* **Records for this task**:
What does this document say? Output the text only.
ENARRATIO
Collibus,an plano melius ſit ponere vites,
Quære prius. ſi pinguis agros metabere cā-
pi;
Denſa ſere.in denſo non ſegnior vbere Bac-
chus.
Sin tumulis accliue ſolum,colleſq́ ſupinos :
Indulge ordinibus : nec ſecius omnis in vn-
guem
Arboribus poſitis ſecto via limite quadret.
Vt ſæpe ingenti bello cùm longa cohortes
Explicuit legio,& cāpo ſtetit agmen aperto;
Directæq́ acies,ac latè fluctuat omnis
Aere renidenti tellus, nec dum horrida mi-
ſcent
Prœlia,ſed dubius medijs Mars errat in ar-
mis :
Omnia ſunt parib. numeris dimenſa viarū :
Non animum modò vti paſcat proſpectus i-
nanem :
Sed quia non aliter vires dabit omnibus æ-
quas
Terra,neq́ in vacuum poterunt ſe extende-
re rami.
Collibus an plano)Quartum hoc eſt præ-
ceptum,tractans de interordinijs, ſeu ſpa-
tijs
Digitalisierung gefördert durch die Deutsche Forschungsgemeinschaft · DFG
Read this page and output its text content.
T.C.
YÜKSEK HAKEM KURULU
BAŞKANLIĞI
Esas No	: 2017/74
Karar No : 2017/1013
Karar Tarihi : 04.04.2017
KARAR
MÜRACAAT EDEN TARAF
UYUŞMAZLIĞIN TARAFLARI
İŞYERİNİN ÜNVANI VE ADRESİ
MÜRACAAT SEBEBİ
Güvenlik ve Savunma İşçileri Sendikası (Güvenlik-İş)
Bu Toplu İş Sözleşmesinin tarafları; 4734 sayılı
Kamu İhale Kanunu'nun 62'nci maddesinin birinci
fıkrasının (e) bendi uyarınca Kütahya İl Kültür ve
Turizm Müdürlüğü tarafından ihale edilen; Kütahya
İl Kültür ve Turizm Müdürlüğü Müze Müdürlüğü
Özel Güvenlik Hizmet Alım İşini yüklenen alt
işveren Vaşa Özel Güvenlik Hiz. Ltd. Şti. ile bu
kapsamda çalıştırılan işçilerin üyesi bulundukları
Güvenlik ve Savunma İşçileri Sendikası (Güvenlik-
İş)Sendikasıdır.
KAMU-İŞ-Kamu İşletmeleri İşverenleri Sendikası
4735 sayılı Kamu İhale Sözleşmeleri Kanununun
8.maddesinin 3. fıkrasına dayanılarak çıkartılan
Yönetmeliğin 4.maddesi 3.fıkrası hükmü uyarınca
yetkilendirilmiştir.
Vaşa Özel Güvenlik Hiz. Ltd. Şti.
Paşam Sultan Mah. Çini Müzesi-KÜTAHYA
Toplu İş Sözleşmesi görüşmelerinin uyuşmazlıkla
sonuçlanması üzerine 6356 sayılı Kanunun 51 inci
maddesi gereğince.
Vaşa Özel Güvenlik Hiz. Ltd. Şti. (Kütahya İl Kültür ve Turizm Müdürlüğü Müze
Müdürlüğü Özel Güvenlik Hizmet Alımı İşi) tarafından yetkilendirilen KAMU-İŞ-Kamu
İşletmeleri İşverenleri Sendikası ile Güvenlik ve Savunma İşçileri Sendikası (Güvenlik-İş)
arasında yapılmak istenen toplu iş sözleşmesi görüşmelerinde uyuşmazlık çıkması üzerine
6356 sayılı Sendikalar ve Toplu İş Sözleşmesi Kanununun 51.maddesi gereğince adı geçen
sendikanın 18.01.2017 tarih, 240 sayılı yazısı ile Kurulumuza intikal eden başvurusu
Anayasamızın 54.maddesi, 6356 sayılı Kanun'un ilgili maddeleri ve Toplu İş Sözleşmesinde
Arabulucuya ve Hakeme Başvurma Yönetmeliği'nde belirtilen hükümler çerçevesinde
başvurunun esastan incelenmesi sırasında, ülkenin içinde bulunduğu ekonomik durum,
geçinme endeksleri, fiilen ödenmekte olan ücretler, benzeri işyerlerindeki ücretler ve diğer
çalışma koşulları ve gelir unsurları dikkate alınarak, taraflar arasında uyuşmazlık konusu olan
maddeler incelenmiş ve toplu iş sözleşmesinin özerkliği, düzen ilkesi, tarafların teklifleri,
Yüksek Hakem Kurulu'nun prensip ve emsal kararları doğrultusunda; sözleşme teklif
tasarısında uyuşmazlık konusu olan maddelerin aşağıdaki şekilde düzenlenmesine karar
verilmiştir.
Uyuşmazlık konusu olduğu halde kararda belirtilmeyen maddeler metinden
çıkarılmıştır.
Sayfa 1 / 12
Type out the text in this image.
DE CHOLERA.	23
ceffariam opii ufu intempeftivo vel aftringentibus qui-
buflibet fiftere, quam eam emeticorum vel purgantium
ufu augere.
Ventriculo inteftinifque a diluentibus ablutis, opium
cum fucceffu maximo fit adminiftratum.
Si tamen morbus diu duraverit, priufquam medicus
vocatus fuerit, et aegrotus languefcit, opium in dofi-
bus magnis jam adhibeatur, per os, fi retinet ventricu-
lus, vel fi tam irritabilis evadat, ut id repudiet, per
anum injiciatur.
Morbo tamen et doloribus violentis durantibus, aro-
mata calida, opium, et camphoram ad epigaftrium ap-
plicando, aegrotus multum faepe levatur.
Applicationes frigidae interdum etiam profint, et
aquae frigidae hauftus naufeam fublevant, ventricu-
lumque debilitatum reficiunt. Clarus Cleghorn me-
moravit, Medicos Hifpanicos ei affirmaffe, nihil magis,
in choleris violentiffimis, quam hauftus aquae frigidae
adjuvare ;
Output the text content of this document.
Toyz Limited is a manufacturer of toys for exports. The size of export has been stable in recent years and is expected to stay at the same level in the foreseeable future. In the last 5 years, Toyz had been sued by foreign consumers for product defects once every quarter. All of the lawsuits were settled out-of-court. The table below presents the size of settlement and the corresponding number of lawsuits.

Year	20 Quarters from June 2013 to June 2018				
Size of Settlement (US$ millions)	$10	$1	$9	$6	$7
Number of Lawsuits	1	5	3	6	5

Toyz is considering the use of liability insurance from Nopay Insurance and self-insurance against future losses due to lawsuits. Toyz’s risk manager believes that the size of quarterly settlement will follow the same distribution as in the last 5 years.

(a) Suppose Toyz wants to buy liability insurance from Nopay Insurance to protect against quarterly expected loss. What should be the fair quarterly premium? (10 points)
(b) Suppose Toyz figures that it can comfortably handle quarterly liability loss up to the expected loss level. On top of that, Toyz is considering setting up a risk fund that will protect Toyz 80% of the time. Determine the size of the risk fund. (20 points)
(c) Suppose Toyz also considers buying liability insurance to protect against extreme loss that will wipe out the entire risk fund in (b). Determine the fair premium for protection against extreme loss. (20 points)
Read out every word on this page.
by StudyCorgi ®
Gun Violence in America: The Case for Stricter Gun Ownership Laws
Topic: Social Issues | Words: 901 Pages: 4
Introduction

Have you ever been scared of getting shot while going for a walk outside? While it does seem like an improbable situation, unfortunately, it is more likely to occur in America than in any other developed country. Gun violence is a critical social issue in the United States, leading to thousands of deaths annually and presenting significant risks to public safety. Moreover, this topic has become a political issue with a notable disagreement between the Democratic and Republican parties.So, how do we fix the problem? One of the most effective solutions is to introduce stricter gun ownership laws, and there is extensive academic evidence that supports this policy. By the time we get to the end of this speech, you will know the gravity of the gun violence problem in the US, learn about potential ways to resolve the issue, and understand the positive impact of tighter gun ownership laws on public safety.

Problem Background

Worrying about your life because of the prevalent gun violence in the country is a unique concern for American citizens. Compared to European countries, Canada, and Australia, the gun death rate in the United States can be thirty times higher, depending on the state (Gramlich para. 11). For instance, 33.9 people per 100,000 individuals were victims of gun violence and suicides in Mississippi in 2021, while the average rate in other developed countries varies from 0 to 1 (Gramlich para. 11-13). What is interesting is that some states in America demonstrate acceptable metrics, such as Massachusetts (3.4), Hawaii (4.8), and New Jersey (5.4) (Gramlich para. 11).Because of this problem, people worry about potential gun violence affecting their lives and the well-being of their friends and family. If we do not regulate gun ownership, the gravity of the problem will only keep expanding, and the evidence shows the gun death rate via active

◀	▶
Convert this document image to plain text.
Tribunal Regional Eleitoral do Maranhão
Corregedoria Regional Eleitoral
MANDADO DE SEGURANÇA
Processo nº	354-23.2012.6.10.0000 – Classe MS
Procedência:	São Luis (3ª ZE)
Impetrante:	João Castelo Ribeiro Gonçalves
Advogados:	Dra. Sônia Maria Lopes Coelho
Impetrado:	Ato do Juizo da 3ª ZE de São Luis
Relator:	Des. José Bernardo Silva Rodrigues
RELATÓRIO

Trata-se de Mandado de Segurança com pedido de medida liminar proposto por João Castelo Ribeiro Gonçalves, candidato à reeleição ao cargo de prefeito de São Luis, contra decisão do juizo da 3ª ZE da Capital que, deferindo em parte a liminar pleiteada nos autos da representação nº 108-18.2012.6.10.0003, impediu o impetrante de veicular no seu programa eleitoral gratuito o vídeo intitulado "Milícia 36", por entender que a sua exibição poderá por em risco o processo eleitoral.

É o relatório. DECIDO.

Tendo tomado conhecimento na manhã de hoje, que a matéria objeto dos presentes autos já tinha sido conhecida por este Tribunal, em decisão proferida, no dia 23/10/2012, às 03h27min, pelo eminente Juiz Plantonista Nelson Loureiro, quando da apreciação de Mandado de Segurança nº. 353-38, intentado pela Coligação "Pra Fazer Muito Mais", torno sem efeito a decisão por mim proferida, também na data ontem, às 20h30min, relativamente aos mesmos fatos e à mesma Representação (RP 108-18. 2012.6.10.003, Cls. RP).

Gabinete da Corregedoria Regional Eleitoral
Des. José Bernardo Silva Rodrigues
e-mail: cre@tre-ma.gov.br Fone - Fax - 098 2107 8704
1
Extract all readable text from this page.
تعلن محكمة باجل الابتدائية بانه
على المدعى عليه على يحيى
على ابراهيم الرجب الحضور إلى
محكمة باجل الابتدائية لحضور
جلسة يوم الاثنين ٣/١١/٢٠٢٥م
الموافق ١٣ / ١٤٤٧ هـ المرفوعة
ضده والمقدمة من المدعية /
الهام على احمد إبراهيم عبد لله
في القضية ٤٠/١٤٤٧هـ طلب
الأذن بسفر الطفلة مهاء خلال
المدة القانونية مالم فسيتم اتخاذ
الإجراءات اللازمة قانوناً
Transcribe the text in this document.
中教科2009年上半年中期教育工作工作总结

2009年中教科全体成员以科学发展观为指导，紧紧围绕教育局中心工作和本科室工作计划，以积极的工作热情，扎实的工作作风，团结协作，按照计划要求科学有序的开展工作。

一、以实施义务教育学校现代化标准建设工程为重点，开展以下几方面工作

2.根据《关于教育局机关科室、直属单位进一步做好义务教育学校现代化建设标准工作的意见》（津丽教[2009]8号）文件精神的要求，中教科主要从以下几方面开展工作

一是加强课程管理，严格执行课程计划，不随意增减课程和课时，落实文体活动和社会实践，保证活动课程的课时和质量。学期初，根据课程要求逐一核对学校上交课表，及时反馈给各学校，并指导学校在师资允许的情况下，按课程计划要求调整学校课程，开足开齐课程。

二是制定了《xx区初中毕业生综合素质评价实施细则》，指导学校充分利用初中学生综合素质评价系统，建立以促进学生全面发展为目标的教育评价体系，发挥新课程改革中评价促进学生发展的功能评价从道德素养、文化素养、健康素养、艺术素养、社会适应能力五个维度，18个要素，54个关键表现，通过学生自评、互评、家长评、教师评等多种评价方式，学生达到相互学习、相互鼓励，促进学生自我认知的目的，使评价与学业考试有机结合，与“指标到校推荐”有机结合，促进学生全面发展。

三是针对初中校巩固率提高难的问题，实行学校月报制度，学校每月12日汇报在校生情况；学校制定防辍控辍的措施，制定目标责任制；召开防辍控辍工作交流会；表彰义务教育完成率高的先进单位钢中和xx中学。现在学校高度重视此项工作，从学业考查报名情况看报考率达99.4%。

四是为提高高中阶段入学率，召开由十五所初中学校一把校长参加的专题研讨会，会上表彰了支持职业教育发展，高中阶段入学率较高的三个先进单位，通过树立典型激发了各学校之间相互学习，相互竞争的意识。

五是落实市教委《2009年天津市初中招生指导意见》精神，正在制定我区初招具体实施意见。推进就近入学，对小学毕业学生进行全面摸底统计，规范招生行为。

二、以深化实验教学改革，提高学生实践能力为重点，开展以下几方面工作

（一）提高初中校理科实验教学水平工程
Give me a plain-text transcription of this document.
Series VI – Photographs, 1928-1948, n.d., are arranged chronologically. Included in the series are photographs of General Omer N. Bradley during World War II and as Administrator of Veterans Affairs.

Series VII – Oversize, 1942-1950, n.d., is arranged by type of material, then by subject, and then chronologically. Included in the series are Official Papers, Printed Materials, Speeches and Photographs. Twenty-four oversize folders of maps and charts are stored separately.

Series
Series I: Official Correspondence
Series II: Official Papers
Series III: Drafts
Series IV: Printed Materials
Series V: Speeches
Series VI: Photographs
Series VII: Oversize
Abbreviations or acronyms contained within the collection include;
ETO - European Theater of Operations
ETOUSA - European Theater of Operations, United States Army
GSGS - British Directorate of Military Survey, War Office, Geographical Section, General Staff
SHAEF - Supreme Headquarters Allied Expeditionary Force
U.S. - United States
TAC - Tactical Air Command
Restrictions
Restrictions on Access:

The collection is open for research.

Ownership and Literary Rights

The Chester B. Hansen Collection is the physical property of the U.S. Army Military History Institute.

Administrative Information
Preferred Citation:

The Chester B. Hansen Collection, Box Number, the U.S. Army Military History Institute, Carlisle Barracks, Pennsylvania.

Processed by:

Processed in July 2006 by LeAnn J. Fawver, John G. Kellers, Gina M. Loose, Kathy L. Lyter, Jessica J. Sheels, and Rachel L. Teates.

* **Work instructions**: From the records given above, copy all lines containing "aegrotus".

* **Correct answer**:
vocatus fuerit, et aegrotus languefcit, opium in dofi-
plicando, aegrotus multum faepe levatur.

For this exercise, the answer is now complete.